= WORK TO BE COMPLETED =
Lines in the entries below where the word "REACTOME" shows up should each be copied.

*** MATERIAL PROVIDED

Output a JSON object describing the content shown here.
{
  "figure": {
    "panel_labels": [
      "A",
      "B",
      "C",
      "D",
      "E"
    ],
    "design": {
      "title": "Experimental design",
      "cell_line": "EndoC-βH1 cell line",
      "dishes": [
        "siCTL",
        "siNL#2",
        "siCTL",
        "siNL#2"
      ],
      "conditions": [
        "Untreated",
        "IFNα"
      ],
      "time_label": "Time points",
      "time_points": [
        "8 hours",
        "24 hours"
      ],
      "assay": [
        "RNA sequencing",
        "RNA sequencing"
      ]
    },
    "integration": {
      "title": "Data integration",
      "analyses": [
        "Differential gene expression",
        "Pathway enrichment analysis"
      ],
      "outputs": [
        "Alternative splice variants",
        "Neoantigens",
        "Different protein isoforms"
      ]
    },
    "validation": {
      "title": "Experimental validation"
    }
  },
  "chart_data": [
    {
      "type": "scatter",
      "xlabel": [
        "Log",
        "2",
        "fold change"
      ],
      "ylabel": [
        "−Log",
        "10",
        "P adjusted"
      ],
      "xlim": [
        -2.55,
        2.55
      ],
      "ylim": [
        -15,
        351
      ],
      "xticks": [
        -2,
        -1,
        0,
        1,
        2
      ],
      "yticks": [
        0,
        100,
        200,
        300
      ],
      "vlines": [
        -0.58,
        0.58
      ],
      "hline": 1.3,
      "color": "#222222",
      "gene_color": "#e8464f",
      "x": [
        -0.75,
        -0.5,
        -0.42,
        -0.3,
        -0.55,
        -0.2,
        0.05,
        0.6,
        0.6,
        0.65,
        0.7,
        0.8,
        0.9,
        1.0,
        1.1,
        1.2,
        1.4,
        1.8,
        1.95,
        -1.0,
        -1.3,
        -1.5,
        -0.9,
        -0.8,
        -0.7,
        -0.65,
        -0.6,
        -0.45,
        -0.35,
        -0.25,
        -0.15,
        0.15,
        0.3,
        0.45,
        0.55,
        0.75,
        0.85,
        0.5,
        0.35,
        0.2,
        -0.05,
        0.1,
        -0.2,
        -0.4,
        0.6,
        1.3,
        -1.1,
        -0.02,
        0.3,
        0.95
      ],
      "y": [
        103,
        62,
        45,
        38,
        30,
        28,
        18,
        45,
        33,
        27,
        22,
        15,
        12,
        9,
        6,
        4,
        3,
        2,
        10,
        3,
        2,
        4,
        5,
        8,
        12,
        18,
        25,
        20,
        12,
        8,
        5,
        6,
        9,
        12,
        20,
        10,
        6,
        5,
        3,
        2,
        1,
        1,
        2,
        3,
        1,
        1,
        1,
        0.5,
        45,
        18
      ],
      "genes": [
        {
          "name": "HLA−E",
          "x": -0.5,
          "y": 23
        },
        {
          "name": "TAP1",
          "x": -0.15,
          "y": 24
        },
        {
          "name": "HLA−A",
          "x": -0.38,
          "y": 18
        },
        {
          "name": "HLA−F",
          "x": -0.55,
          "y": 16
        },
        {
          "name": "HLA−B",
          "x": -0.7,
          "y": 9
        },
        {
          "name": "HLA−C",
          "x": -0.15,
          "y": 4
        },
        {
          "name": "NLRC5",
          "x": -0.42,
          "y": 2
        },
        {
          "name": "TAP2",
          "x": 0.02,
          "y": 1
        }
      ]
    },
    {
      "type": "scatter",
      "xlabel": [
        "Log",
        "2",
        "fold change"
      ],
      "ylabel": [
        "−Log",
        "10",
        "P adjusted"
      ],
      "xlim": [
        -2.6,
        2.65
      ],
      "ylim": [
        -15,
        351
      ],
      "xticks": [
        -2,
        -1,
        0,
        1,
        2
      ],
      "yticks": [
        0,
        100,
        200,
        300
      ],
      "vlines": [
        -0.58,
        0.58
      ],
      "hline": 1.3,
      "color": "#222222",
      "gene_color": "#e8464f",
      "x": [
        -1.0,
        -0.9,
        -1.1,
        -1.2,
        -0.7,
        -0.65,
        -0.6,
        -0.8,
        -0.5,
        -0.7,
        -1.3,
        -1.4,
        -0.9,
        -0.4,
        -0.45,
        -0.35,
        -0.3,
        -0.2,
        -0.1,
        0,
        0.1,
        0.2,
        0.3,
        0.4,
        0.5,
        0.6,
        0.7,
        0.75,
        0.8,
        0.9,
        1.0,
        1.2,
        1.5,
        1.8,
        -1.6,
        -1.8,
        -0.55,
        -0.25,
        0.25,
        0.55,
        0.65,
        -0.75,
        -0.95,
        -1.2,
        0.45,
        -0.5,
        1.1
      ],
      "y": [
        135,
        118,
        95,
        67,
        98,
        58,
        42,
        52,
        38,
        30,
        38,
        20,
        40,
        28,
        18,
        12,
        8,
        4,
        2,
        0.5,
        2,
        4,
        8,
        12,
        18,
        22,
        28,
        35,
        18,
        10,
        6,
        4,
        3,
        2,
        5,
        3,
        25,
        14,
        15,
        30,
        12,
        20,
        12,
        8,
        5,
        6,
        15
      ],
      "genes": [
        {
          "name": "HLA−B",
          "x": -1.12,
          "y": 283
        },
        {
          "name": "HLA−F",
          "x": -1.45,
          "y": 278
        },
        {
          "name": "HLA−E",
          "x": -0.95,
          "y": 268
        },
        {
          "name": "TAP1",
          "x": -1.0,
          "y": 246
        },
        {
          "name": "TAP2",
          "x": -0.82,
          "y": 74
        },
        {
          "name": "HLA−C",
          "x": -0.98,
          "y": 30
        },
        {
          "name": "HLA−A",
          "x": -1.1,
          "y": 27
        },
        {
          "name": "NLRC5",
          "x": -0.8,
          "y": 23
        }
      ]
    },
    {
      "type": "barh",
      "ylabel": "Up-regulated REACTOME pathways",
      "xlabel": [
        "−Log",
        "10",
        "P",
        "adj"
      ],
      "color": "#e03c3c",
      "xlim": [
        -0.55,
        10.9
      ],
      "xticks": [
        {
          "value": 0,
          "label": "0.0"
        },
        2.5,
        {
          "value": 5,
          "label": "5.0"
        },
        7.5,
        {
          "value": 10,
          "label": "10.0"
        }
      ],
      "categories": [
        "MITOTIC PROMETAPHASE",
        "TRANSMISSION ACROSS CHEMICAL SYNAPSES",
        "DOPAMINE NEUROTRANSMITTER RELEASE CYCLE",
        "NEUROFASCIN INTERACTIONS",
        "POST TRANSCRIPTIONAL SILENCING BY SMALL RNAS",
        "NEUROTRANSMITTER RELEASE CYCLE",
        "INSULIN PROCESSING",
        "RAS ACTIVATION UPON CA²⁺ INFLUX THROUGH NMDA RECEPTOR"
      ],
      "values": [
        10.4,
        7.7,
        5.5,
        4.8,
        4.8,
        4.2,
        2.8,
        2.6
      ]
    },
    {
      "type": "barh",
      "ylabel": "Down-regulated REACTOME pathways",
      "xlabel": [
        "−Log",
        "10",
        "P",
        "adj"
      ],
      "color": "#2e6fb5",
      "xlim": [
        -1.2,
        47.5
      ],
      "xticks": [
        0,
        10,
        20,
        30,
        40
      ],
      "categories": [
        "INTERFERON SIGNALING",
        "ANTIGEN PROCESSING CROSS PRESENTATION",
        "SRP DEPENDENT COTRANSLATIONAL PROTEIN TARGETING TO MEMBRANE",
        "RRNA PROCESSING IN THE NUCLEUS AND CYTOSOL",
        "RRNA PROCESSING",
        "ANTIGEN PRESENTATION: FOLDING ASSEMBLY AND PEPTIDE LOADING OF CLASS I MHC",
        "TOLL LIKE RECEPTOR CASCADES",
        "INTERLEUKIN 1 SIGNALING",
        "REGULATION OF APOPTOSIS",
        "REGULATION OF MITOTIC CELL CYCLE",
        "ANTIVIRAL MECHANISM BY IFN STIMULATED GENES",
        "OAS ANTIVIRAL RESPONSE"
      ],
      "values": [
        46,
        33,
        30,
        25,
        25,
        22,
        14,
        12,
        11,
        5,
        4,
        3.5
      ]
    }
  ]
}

******

= EXERCISE RESPONSE =
      "ylabel": "Up-regulated REACTOME pathways",
      "ylabel": "Down-regulated REACTOME pathways",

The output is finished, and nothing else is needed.